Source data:
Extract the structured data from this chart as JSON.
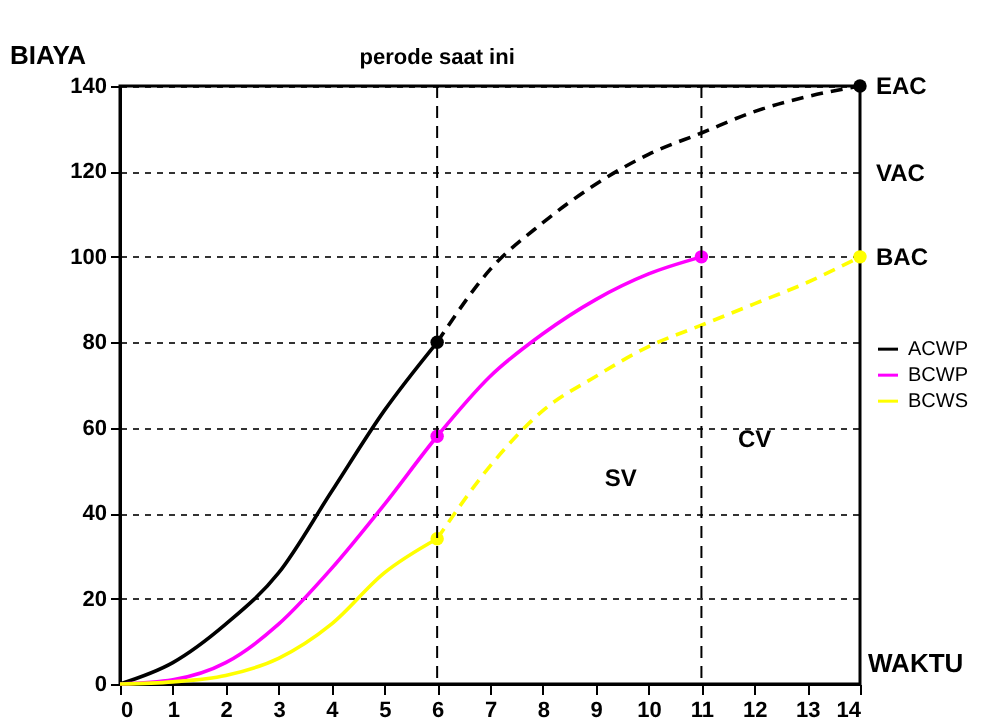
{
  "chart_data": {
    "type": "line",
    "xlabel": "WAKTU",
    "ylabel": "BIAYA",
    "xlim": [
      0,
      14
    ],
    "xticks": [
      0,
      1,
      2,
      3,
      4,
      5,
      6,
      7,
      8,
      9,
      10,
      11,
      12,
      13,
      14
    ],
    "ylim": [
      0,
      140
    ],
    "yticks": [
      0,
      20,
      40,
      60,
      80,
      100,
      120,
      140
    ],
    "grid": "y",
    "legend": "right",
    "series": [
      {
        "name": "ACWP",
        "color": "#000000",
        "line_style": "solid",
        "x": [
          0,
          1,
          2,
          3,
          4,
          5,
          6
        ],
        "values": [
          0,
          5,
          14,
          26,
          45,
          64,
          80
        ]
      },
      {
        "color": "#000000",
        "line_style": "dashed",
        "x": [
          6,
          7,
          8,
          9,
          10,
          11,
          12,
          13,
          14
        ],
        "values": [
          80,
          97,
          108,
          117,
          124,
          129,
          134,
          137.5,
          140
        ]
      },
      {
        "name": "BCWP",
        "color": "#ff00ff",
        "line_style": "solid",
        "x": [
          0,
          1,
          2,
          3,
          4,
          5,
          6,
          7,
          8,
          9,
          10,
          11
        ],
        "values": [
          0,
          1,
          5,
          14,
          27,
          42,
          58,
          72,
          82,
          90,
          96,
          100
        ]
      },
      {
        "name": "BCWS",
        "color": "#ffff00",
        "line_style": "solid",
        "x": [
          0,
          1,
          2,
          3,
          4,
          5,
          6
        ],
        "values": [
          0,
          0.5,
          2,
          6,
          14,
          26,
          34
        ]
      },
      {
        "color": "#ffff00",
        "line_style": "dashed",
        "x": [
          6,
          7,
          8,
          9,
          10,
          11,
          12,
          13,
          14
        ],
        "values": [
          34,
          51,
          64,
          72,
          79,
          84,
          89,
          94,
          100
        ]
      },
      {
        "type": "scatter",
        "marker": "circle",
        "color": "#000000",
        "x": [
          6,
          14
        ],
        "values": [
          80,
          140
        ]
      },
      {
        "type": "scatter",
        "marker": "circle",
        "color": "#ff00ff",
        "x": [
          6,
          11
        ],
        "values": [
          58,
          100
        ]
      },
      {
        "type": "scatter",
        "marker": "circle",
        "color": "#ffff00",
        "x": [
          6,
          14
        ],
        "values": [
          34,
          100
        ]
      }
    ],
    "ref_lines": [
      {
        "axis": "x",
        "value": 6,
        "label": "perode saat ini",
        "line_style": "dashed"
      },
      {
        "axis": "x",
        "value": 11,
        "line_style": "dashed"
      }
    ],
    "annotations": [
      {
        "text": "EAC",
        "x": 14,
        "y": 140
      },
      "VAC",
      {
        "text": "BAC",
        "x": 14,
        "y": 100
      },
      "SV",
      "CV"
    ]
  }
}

INSTRUCTIONS FOR THE TASK: Copy all the entries word for word. Omit any pictures.

RESULT OF THE TASK:
Extract the structured data from this chart as JSON.
{
  "chart_data": {
    "type": "line",
    "xlabel": "WAKTU",
    "ylabel": "BIAYA",
    "xlim": [
      0,
      14
    ],
    "xticks": [
      0,
      1,
      2,
      3,
      4,
      5,
      6,
      7,
      8,
      9,
      10,
      11,
      12,
      13,
      14
    ],
    "ylim": [
      0,
      140
    ],
    "yticks": [
      0,
      20,
      40,
      60,
      80,
      100,
      120,
      140
    ],
    "grid": "y",
    "legend": "right",
    "series": [
      {
        "name": "ACWP",
        "color": "#000000",
        "line_style": "solid",
        "x": [
          0,
          1,
          2,
          3,
          4,
          5,
          6
        ],
        "values": [
          0,
          5,
          14,
          26,
          45,
          64,
          80
        ]
      },
      {
        "color": "#000000",
        "line_style": "dashed",
        "x": [
          6,
          7,
          8,
          9,
          10,
          11,
          12,
          13,
          14
        ],
        "values": [
          80,
          97,
          108,
          117,
          124,
          129,
          134,
          137.5,
          140
        ]
      },
      {
        "name": "BCWP",
        "color": "#ff00ff",
        "line_style": "solid",
        "x": [
          0,
          1,
          2,
          3,
          4,
          5,
          6,
          7,
          8,
          9,
          10,
          11
        ],
        "values": [
          0,
          1,
          5,
          14,
          27,
          42,
          58,
          72,
          82,
          90,
          96,
          100
        ]
      },
      {
        "name": "BCWS",
        "color": "#ffff00",
        "line_style": "solid",
        "x": [
          0,
          1,
          2,
          3,
          4,
          5,
          6
        ],
        "values": [
          0,
          0.5,
          2,
          6,
          14,
          26,
          34
        ]
      },
      {
        "color": "#ffff00",
        "line_style": "dashed",
        "x": [
          6,
          7,
          8,
          9,
          10,
          11,
          12,
          13,
          14
        ],
        "values": [
          34,
          51,
          64,
          72,
          79,
          84,
          89,
          94,
          100
        ]
      },
      {
        "type": "scatter",
        "marker": "circle",
        "color": "#000000",
        "x": [
          6,
          14
        ],
        "values": [
          80,
          140
        ]
      },
      {
        "type": "scatter",
        "marker": "circle",
        "color": "#ff00ff",
        "x": [
          6,
          11
        ],
        "values": [
          58,
          100
        ]
      },
      {
        "type": "scatter",
        "marker": "circle",
        "color": "#ffff00",
        "x": [
          6,
          14
        ],
        "values": [
          34,
          100
        ]
      }
    ],
    "ref_lines": [
      {
        "axis": "x",
        "value": 6,
        "label": "perode saat ini",
        "line_style": "dashed"
      },
      {
        "axis": "x",
        "value": 11,
        "line_style": "dashed"
      }
    ],
    "annotations": [
      {
        "text": "EAC",
        "x": 14,
        "y": 140
      },
      "VAC",
      {
        "text": "BAC",
        "x": 14,
        "y": 100
      },
      "SV",
      "CV"
    ]
  }
}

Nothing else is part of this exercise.